▸ **What is asked**
Exactly reproduce each entry, leaving out nothing.

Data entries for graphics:
****

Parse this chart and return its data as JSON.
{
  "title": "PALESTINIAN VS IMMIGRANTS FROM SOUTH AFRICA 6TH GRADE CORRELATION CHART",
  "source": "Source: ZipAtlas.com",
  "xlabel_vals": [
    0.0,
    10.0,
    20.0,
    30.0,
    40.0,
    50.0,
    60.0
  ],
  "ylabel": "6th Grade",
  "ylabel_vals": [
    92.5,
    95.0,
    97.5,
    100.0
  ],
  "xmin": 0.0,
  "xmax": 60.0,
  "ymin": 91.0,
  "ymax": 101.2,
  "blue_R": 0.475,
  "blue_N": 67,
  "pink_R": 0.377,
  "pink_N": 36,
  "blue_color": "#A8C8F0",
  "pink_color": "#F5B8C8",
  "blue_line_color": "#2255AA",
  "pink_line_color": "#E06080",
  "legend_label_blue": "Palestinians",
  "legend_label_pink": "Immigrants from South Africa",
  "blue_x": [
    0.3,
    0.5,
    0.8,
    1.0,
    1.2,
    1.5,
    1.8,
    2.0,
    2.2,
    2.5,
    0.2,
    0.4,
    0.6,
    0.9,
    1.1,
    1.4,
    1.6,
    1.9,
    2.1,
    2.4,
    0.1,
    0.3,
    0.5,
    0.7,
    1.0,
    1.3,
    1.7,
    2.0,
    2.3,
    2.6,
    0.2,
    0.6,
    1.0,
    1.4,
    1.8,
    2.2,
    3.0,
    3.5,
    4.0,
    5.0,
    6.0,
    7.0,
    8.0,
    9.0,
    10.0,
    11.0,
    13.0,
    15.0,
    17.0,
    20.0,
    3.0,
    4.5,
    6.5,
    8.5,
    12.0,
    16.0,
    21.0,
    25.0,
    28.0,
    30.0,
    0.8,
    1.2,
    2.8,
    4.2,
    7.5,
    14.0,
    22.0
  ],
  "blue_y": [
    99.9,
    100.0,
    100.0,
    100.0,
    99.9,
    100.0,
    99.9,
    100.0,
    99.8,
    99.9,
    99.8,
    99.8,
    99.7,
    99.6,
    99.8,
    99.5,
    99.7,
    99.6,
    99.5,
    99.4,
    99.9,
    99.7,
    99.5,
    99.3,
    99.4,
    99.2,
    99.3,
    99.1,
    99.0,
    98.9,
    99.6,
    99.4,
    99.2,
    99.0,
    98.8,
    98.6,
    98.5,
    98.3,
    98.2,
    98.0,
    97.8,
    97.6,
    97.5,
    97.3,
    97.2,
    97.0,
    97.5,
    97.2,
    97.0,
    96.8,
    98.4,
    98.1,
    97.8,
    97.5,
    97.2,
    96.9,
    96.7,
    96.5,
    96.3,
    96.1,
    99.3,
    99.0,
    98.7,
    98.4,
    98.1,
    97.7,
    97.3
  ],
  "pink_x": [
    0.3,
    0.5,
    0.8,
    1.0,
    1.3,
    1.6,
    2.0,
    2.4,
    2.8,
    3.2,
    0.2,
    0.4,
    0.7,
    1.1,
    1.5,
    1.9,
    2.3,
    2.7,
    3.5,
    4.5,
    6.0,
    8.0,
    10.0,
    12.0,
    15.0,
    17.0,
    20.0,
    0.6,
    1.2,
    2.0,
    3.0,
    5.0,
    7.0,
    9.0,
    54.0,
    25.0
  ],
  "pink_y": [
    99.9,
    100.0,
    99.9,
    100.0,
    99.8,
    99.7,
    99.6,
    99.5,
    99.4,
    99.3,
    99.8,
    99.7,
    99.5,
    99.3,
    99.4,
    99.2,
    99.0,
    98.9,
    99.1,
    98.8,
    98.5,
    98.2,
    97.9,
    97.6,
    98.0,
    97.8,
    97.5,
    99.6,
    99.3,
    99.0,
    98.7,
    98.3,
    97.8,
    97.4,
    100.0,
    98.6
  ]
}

****

▸ **Response to this task**
Parse this chart and return its data as JSON.
{
  "title": "PALESTINIAN VS IMMIGRANTS FROM SOUTH AFRICA 6TH GRADE CORRELATION CHART",
  "source": "Source: ZipAtlas.com",
  "xlabel_vals": [
    0.0,
    10.0,
    20.0,
    30.0,
    40.0,
    50.0,
    60.0
  ],
  "ylabel": "6th Grade",
  "ylabel_vals": [
    92.5,
    95.0,
    97.5,
    100.0
  ],
  "xmin": 0.0,
  "xmax": 60.0,
  "ymin": 91.0,
  "ymax": 101.2,
  "blue_R": 0.475,
  "blue_N": 67,
  "pink_R": 0.377,
  "pink_N": 36,
  "blue_color": "#A8C8F0",
  "pink_color": "#F5B8C8",
  "blue_line_color": "#2255AA",
  "pink_line_color": "#E06080",
  "legend_label_blue": "Palestinians",
  "legend_label_pink": "Immigrants from South Africa",
  "blue_x": [
    0.3,
    0.5,
    0.8,
    1.0,
    1.2,
    1.5,
    1.8,
    2.0,
    2.2,
    2.5,
    0.2,
    0.4,
    0.6,
    0.9,
    1.1,
    1.4,
    1.6,
    1.9,
    2.1,
    2.4,
    0.1,
    0.3,
    0.5,
    0.7,
    1.0,
    1.3,
    1.7,
    2.0,
    2.3,
    2.6,
    0.2,
    0.6,
    1.0,
    1.4,
    1.8,
    2.2,
    3.0,
    3.5,
    4.0,
    5.0,
    6.0,
    7.0,
    8.0,
    9.0,
    10.0,
    11.0,
    13.0,
    15.0,
    17.0,
    20.0,
    3.0,
    4.5,
    6.5,
    8.5,
    12.0,
    16.0,
    21.0,
    25.0,
    28.0,
    30.0,
    0.8,
    1.2,
    2.8,
    4.2,
    7.5,
    14.0,
    22.0
  ],
  "blue_y": [
    99.9,
    100.0,
    100.0,
    100.0,
    99.9,
    100.0,
    99.9,
    100.0,
    99.8,
    99.9,
    99.8,
    99.8,
    99.7,
    99.6,
    99.8,
    99.5,
    99.7,
    99.6,
    99.5,
    99.4,
    99.9,
    99.7,
    99.5,
    99.3,
    99.4,
    99.2,
    99.3,
    99.1,
    99.0,
    98.9,
    99.6,
    99.4,
    99.2,
    99.0,
    98.8,
    98.6,
    98.5,
    98.3,
    98.2,
    98.0,
    97.8,
    97.6,
    97.5,
    97.3,
    97.2,
    97.0,
    97.5,
    97.2,
    97.0,
    96.8,
    98.4,
    98.1,
    97.8,
    97.5,
    97.2,
    96.9,
    96.7,
    96.5,
    96.3,
    96.1,
    99.3,
    99.0,
    98.7,
    98.4,
    98.1,
    97.7,
    97.3
  ],
  "pink_x": [
    0.3,
    0.5,
    0.8,
    1.0,
    1.3,
    1.6,
    2.0,
    2.4,
    2.8,
    3.2,
    0.2,
    0.4,
    0.7,
    1.1,
    1.5,
    1.9,
    2.3,
    2.7,
    3.5,
    4.5,
    6.0,
    8.0,
    10.0,
    12.0,
    15.0,
    17.0,
    20.0,
    0.6,
    1.2,
    2.0,
    3.0,
    5.0,
    7.0,
    9.0,
    54.0,
    25.0
  ],
  "pink_y": [
    99.9,
    100.0,
    99.9,
    100.0,
    99.8,
    99.7,
    99.6,
    99.5,
    99.4,
    99.3,
    99.8,
    99.7,
    99.5,
    99.3,
    99.4,
    99.2,
    99.0,
    98.9,
    99.1,
    98.8,
    98.5,
    98.2,
    97.9,
    97.6,
    98.0,
    97.8,
    97.5,
    99.6,
    99.3,
    99.0,
    98.7,
    98.3,
    97.8,
    97.4,
    100.0,
    98.6
  ]
}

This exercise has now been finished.